What is asked — Identify all lines of the data containing the string "demuestra" and copy them.

Recorded data —
* * *

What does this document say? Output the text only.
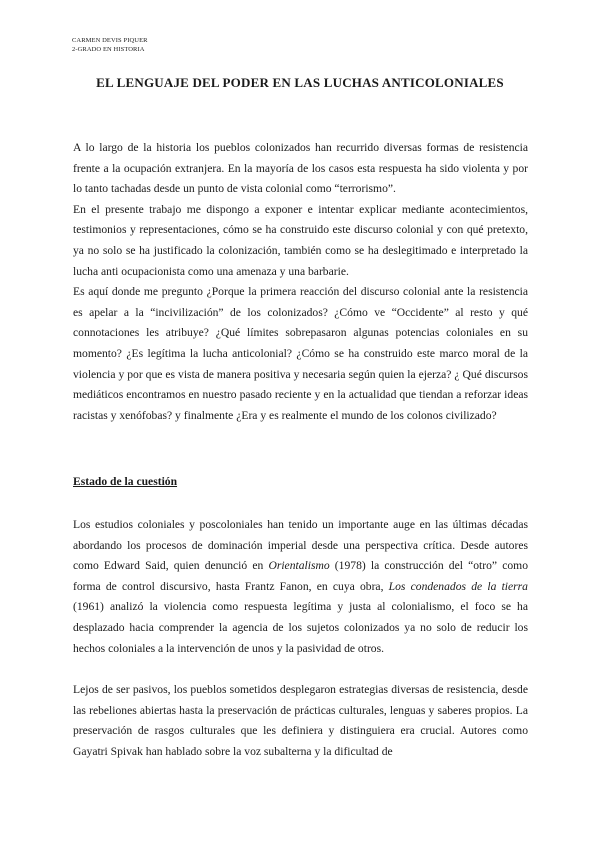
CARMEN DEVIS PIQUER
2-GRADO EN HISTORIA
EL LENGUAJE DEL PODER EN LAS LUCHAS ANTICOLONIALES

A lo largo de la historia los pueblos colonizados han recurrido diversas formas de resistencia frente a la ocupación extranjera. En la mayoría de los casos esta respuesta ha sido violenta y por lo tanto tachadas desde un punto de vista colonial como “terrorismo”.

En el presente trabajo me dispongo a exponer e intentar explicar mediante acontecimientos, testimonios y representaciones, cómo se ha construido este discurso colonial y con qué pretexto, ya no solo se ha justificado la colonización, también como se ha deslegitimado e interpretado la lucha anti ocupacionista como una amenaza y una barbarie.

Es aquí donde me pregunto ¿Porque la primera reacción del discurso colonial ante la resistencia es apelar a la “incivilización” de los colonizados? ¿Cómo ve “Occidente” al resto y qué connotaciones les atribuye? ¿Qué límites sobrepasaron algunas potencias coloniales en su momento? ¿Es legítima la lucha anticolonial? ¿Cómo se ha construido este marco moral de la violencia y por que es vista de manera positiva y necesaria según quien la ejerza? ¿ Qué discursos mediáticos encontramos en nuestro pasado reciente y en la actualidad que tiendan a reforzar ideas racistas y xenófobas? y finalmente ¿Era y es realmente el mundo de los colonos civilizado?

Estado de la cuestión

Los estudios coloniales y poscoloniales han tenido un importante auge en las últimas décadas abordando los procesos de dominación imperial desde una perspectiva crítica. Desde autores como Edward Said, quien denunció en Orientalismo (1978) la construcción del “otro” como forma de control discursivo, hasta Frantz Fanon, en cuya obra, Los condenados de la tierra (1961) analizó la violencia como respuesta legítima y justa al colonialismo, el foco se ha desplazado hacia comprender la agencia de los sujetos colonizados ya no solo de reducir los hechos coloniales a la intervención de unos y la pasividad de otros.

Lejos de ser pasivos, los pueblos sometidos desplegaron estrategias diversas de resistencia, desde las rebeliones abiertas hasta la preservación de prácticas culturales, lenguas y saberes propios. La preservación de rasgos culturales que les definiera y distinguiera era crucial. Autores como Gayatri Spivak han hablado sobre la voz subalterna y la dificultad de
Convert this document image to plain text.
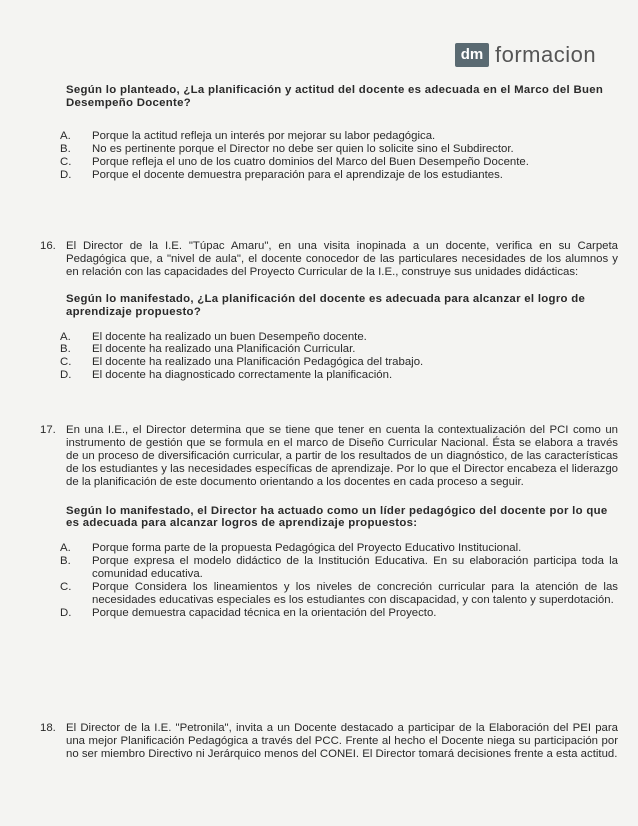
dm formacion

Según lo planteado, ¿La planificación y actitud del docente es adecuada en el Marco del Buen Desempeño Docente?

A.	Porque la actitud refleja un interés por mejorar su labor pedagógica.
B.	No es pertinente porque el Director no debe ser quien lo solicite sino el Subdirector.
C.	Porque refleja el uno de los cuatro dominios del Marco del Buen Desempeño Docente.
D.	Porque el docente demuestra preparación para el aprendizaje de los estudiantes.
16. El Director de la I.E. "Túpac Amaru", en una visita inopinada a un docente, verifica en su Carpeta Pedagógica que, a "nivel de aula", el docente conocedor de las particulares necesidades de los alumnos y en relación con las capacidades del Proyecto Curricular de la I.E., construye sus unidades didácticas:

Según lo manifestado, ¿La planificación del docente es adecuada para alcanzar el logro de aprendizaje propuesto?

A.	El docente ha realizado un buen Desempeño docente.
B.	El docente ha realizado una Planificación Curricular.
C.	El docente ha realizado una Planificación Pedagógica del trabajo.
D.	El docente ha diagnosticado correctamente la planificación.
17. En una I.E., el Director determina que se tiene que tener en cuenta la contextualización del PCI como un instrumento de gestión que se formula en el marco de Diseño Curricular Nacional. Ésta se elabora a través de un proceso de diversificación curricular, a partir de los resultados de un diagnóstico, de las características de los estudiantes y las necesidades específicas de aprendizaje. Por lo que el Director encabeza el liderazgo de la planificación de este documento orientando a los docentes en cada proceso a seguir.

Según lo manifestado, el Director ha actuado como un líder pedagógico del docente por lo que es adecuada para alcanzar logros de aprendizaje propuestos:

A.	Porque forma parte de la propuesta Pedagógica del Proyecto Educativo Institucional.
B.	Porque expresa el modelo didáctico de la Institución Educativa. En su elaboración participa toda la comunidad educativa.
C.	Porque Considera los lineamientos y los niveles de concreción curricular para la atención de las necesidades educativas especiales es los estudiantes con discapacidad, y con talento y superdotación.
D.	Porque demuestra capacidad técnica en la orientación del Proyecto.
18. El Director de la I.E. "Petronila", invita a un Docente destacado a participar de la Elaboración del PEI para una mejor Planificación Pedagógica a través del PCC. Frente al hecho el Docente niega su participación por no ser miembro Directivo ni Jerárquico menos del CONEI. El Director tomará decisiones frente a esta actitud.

* * *

Correct output —
D.	Porque el docente demuestra preparación para el aprendizaje de los estudiantes.
D.	Porque demuestra capacidad técnica en la orientación del Proyecto.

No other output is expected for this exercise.